▸ RECORDED DATA:
=-=-=

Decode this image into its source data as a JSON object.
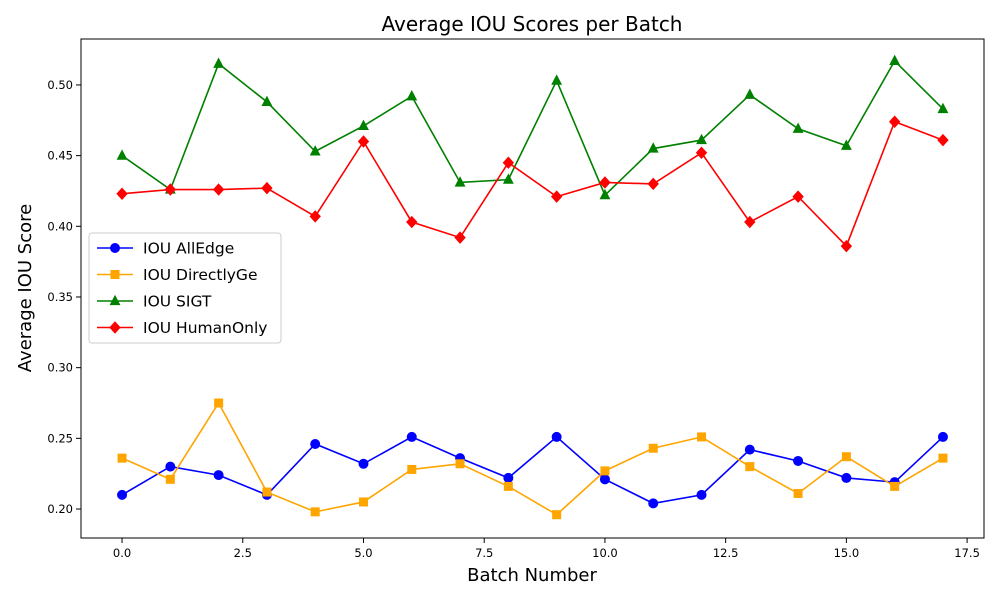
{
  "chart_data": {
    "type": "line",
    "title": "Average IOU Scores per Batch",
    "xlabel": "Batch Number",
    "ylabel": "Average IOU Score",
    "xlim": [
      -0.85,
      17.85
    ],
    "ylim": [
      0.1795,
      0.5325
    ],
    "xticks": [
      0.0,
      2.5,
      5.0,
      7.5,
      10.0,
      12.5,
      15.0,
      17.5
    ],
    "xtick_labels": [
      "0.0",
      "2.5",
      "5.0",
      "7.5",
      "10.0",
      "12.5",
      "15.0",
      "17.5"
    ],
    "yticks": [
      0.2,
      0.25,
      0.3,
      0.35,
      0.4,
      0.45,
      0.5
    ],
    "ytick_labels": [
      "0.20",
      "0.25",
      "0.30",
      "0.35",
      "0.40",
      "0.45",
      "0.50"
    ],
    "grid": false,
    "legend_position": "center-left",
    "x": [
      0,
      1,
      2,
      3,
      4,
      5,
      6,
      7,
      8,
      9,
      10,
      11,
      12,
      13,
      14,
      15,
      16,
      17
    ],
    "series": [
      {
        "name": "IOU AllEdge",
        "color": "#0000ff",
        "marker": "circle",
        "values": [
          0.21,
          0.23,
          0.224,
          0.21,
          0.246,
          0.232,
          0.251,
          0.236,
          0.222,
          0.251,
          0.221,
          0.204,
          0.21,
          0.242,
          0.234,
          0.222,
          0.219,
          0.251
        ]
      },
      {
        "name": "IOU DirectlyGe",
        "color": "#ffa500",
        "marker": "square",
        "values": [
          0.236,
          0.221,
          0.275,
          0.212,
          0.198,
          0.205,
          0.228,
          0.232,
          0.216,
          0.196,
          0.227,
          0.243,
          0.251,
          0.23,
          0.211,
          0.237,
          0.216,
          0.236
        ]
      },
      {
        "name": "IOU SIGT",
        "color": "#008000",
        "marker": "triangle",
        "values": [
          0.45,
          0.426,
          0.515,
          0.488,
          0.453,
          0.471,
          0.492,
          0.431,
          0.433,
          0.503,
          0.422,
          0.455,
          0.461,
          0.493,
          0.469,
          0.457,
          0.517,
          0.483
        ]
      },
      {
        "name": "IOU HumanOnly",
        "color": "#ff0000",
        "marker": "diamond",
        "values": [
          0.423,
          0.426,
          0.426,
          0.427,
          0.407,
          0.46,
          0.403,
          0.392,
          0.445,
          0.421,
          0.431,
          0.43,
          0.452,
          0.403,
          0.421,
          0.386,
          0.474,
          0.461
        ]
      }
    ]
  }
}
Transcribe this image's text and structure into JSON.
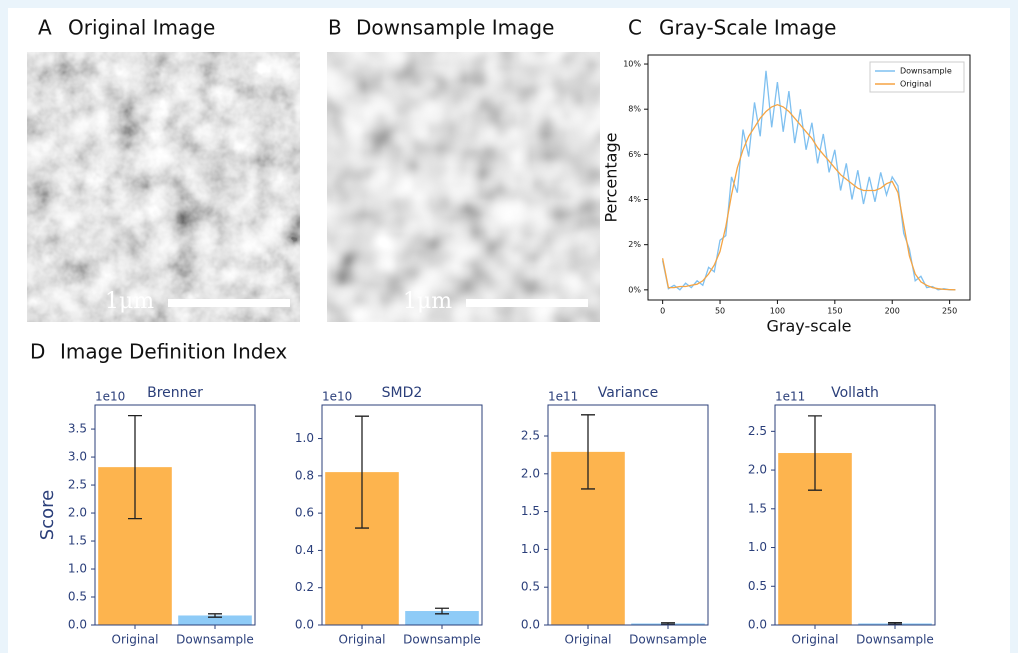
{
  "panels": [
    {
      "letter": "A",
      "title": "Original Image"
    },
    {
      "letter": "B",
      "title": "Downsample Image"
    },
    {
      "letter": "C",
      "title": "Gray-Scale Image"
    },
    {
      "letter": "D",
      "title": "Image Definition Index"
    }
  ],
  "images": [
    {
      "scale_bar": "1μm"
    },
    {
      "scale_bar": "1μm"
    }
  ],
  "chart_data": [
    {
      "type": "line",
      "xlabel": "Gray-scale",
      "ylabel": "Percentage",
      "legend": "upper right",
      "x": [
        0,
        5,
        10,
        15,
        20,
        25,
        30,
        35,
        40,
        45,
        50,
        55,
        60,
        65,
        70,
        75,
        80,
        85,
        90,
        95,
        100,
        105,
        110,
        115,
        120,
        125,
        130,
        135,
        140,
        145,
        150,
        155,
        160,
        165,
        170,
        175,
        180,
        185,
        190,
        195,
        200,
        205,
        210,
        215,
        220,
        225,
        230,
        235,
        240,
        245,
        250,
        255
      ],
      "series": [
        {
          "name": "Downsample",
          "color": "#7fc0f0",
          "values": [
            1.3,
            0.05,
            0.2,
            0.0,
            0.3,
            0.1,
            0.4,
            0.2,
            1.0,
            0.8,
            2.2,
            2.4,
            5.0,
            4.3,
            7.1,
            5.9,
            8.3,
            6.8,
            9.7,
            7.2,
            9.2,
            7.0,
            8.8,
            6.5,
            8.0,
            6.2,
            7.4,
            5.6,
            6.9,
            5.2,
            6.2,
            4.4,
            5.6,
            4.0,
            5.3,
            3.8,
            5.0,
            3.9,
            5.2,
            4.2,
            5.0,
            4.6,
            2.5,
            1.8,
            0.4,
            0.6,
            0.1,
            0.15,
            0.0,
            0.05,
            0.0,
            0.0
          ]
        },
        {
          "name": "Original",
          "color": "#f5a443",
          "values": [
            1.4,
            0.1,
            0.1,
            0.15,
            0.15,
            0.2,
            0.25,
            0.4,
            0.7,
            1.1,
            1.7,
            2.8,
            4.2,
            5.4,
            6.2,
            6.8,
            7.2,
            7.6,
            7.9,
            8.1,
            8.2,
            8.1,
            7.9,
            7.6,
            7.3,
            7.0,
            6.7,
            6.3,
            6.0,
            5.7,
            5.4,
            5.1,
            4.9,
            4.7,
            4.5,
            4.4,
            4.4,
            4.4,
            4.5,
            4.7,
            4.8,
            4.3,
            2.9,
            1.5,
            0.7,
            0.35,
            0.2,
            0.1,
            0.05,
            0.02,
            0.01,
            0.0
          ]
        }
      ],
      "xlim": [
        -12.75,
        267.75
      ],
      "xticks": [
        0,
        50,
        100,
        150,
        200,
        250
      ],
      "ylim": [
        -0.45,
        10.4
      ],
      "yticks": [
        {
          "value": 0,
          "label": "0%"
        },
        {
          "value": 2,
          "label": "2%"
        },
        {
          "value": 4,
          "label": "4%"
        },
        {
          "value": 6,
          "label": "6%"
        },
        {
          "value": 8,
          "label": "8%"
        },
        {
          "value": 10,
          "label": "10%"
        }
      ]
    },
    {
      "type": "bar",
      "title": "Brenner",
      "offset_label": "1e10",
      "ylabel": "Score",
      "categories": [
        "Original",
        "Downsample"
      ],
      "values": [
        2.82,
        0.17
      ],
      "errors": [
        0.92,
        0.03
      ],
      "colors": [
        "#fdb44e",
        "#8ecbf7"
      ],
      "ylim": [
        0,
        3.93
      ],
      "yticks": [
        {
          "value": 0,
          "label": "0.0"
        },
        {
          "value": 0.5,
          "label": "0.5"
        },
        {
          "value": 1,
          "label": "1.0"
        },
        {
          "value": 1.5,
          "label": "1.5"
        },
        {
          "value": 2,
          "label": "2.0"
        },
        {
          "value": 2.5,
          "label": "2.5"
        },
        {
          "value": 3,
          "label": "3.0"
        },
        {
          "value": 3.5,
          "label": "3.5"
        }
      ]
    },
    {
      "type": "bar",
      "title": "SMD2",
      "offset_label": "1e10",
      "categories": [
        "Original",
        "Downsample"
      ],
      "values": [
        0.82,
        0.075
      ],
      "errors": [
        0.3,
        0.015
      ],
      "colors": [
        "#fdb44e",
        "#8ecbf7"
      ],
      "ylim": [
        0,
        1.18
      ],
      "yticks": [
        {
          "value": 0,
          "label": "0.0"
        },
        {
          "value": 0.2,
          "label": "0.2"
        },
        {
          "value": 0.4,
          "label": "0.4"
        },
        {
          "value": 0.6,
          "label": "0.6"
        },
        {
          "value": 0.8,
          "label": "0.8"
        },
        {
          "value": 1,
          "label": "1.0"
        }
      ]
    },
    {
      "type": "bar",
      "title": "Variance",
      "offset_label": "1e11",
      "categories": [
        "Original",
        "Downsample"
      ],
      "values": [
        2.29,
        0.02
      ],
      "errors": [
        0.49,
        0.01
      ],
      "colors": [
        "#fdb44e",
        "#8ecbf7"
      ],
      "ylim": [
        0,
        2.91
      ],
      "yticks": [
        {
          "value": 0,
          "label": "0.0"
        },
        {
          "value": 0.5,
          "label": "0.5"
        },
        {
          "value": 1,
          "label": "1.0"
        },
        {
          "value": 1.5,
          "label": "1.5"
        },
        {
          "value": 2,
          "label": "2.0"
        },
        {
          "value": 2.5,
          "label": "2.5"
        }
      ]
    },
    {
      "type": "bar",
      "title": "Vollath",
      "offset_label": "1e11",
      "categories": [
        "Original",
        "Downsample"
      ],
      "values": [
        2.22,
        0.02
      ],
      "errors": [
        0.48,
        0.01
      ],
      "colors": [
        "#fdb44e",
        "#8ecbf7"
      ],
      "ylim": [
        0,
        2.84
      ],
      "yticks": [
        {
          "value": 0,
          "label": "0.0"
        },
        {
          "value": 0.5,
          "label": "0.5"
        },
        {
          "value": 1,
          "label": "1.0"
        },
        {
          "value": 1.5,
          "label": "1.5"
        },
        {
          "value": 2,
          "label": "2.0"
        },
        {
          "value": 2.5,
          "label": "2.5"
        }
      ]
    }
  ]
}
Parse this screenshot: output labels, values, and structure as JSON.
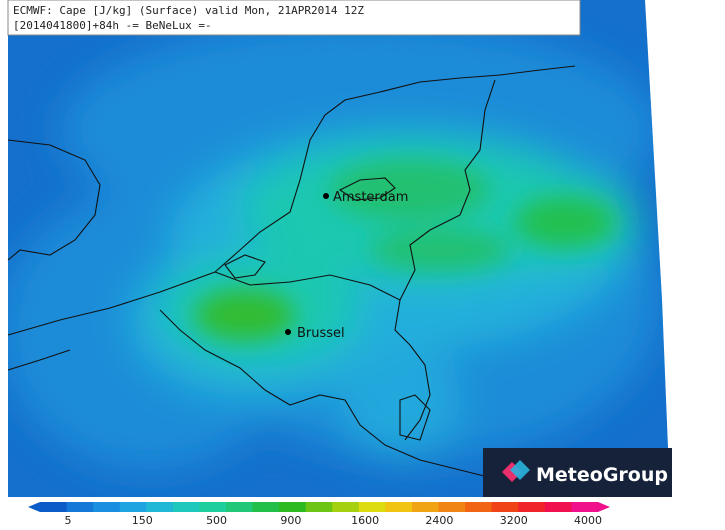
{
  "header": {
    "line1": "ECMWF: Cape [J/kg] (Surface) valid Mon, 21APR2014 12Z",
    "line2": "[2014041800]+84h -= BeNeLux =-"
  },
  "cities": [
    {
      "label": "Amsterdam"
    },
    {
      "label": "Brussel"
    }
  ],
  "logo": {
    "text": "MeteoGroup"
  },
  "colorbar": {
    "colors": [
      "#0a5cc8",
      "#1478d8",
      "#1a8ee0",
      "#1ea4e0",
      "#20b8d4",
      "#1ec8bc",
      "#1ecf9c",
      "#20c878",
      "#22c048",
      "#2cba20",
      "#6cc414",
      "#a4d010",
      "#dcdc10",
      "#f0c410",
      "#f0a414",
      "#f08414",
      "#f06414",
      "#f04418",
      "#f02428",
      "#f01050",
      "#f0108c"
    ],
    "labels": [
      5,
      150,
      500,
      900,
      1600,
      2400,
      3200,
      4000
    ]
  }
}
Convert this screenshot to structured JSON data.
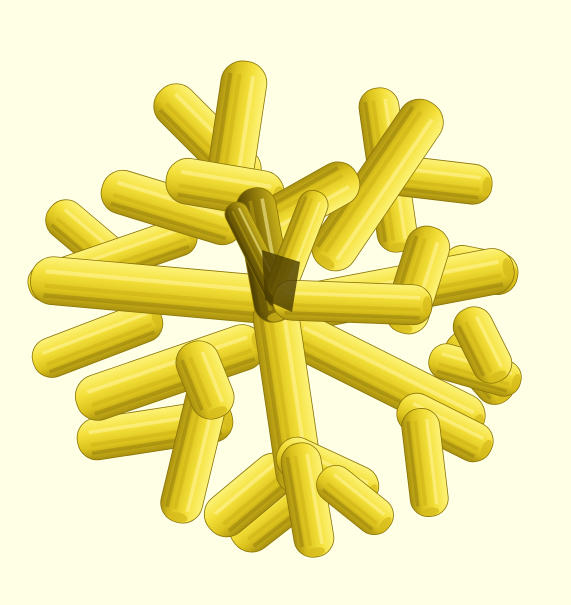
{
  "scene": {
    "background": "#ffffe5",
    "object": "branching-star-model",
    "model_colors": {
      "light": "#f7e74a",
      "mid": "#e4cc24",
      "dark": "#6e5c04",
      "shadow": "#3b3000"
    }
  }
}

=-=-=

▸ TO BE DONE: Only lines with the word "this" should be collected from the material.

▸ SOLUTION:
Decode this image into its source data as a JSON object.
Transcribe this image's text and structure into JSON.
Parse this screenshot: output labels, values, and structure as JSON.
Convert this screenshot to structured JSON data.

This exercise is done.